> _WHAT TO DO_
Copy the records below exactly, leaving out every picture.
^^^^^^^^
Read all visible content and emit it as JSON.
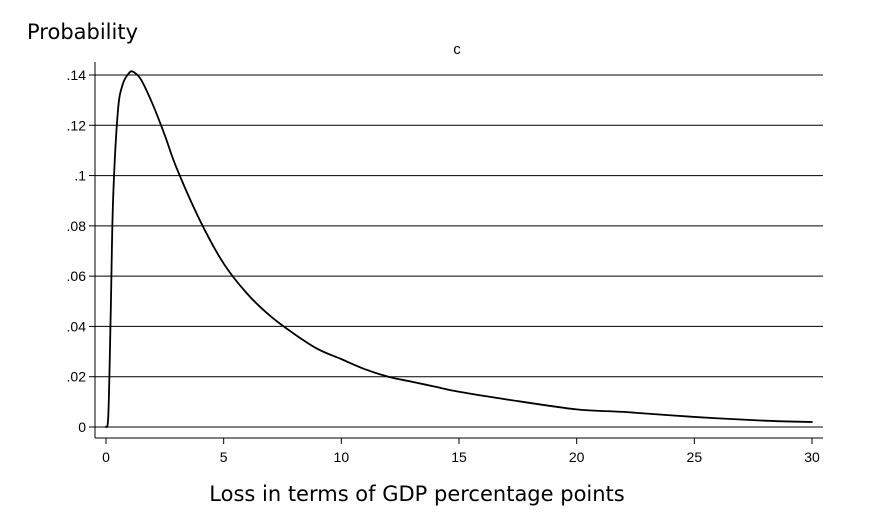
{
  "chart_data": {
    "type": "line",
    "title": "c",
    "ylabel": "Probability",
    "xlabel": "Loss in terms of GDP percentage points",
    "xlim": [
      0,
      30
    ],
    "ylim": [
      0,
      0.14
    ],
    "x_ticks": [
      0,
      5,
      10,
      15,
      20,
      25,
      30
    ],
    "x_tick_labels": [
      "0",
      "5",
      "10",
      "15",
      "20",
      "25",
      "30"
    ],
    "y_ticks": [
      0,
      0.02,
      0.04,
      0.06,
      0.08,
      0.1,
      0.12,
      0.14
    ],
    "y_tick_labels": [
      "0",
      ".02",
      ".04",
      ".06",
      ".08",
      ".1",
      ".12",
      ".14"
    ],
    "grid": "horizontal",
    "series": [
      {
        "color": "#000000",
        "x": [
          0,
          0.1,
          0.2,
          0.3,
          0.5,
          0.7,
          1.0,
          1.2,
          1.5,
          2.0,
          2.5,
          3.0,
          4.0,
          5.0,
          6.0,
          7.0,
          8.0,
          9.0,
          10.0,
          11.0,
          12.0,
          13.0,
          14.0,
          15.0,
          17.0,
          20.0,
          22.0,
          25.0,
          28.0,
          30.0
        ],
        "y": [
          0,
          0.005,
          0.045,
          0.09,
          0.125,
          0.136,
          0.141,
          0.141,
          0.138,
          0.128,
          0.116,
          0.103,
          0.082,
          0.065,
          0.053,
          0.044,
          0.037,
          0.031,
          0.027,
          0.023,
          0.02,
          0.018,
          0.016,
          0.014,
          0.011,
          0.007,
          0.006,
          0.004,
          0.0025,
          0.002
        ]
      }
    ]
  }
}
^^^^^^^^
> _EXERCISE ANSWER_
Read all visible content and emit it as JSON.
{
  "chart_data": {
    "type": "line",
    "title": "c",
    "ylabel": "Probability",
    "xlabel": "Loss in terms of GDP percentage points",
    "xlim": [
      0,
      30
    ],
    "ylim": [
      0,
      0.14
    ],
    "x_ticks": [
      0,
      5,
      10,
      15,
      20,
      25,
      30
    ],
    "x_tick_labels": [
      "0",
      "5",
      "10",
      "15",
      "20",
      "25",
      "30"
    ],
    "y_ticks": [
      0,
      0.02,
      0.04,
      0.06,
      0.08,
      0.1,
      0.12,
      0.14
    ],
    "y_tick_labels": [
      "0",
      ".02",
      ".04",
      ".06",
      ".08",
      ".1",
      ".12",
      ".14"
    ],
    "grid": "horizontal",
    "series": [
      {
        "color": "#000000",
        "x": [
          0,
          0.1,
          0.2,
          0.3,
          0.5,
          0.7,
          1.0,
          1.2,
          1.5,
          2.0,
          2.5,
          3.0,
          4.0,
          5.0,
          6.0,
          7.0,
          8.0,
          9.0,
          10.0,
          11.0,
          12.0,
          13.0,
          14.0,
          15.0,
          17.0,
          20.0,
          22.0,
          25.0,
          28.0,
          30.0
        ],
        "y": [
          0,
          0.005,
          0.045,
          0.09,
          0.125,
          0.136,
          0.141,
          0.141,
          0.138,
          0.128,
          0.116,
          0.103,
          0.082,
          0.065,
          0.053,
          0.044,
          0.037,
          0.031,
          0.027,
          0.023,
          0.02,
          0.018,
          0.016,
          0.014,
          0.011,
          0.007,
          0.006,
          0.004,
          0.0025,
          0.002
        ]
      }
    ]
  }
}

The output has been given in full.